The problem:
Without the pictures, output the records below word for word.

Items:
◇ ◇ ◇ ◇ ◇

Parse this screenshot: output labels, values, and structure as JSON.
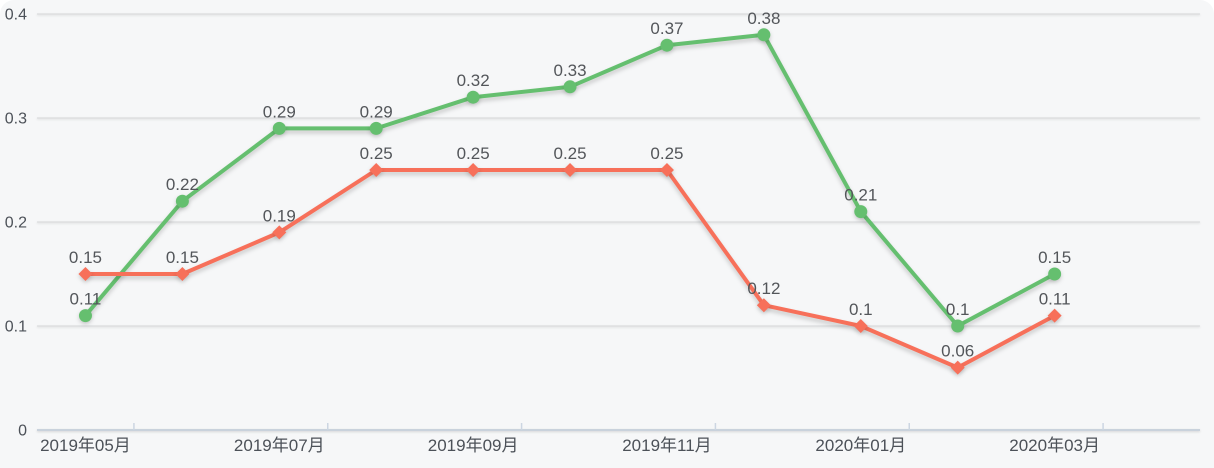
{
  "chart_data": {
    "type": "line",
    "title": "",
    "legend": "none",
    "grid": true,
    "data_labels": true,
    "categories": [
      "2019年05月",
      "2019年06月",
      "2019年07月",
      "2019年08月",
      "2019年09月",
      "2019年10月",
      "2019年11月",
      "2019年12月",
      "2020年01月",
      "2020年02月",
      "2020年03月"
    ],
    "x_axis": {
      "visible_tick_labels": [
        "2019年05月",
        "2019年07月",
        "2019年09月",
        "2019年11月",
        "2020年01月",
        "2020年03月"
      ],
      "label_interval": 2
    },
    "y_axis": {
      "min": 0,
      "max": 0.4,
      "tick_labels": [
        "0",
        "0.1",
        "0.2",
        "0.3",
        "0.4"
      ]
    },
    "series": [
      {
        "name": "green-series",
        "color": "#65bf6f",
        "marker": "circle",
        "values": [
          0.11,
          0.22,
          0.29,
          0.29,
          0.32,
          0.33,
          0.37,
          0.38,
          0.21,
          0.1,
          0.15
        ]
      },
      {
        "name": "red-series",
        "color": "#f7705a",
        "marker": "diamond",
        "values": [
          0.15,
          0.15,
          0.19,
          0.25,
          0.25,
          0.25,
          0.25,
          0.12,
          0.1,
          0.06,
          0.11
        ]
      }
    ],
    "colors": {
      "background": "#f6f7f8",
      "gridline": "#d5d7d9",
      "axis_line": "#c9d2dc",
      "tick": "#ccd6e2",
      "value_label_text": "#53565a",
      "axis_label_text": "#4c5158"
    }
  }
}
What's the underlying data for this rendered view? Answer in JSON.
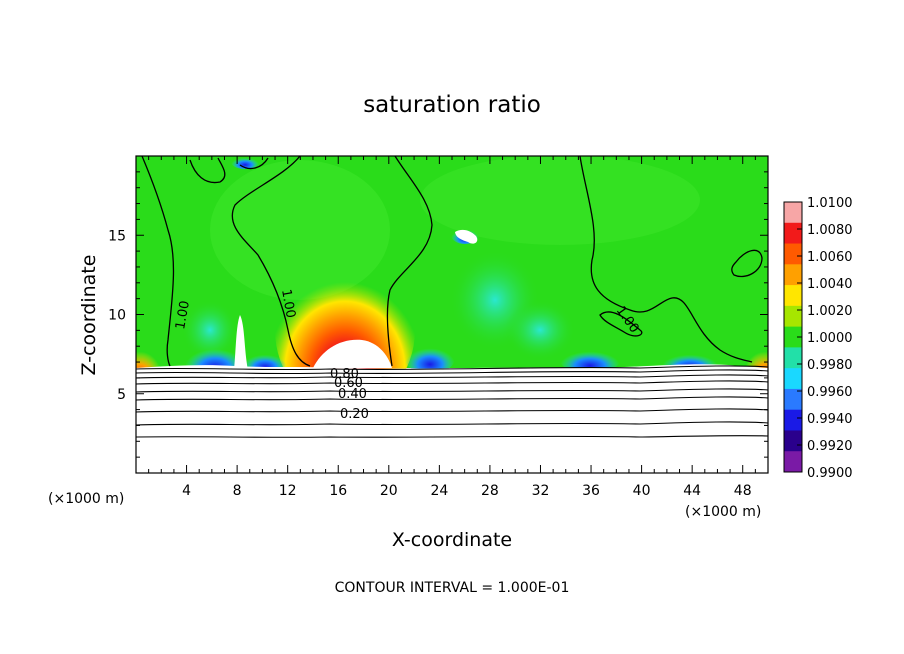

◇ ◇ ◇ ◇ ◇

Answer in full:
Parse this screenshot: output labels, values, and structure as JSON.
{
  "chart_data": {
    "type": "line",
    "title": "",
    "legend": "none",
    "grid": true,
    "data_labels": true,
    "categories": [
      "2019年05月",
      "2019年06月",
      "2019年07月",
      "2019年08月",
      "2019年09月",
      "2019年10月",
      "2019年11月",
      "2019年12月",
      "2020年01月",
      "2020年02月",
      "2020年03月"
    ],
    "x_axis": {
      "visible_tick_labels": [
        "2019年05月",
        "2019年07月",
        "2019年09月",
        "2019年11月",
        "2020年01月",
        "2020年03月"
      ],
      "label_interval": 2
    },
    "y_axis": {
      "min": 0,
      "max": 0.4,
      "tick_labels": [
        "0",
        "0.1",
        "0.2",
        "0.3",
        "0.4"
      ]
    },
    "series": [
      {
        "name": "green-series",
        "color": "#65bf6f",
        "marker": "circle",
        "values": [
          0.11,
          0.22,
          0.29,
          0.29,
          0.32,
          0.33,
          0.37,
          0.38,
          0.21,
          0.1,
          0.15
        ]
      },
      {
        "name": "red-series",
        "color": "#f7705a",
        "marker": "diamond",
        "values": [
          0.15,
          0.15,
          0.19,
          0.25,
          0.25,
          0.25,
          0.25,
          0.12,
          0.1,
          0.06,
          0.11
        ]
      }
    ],
    "colors": {
      "background": "#f6f7f8",
      "gridline": "#d5d7d9",
      "axis_line": "#c9d2dc",
      "tick": "#ccd6e2",
      "value_label_text": "#53565a",
      "axis_label_text": "#4c5158"
    }
  }
}
What's the underlying data for this rendered view? Answer in JSON.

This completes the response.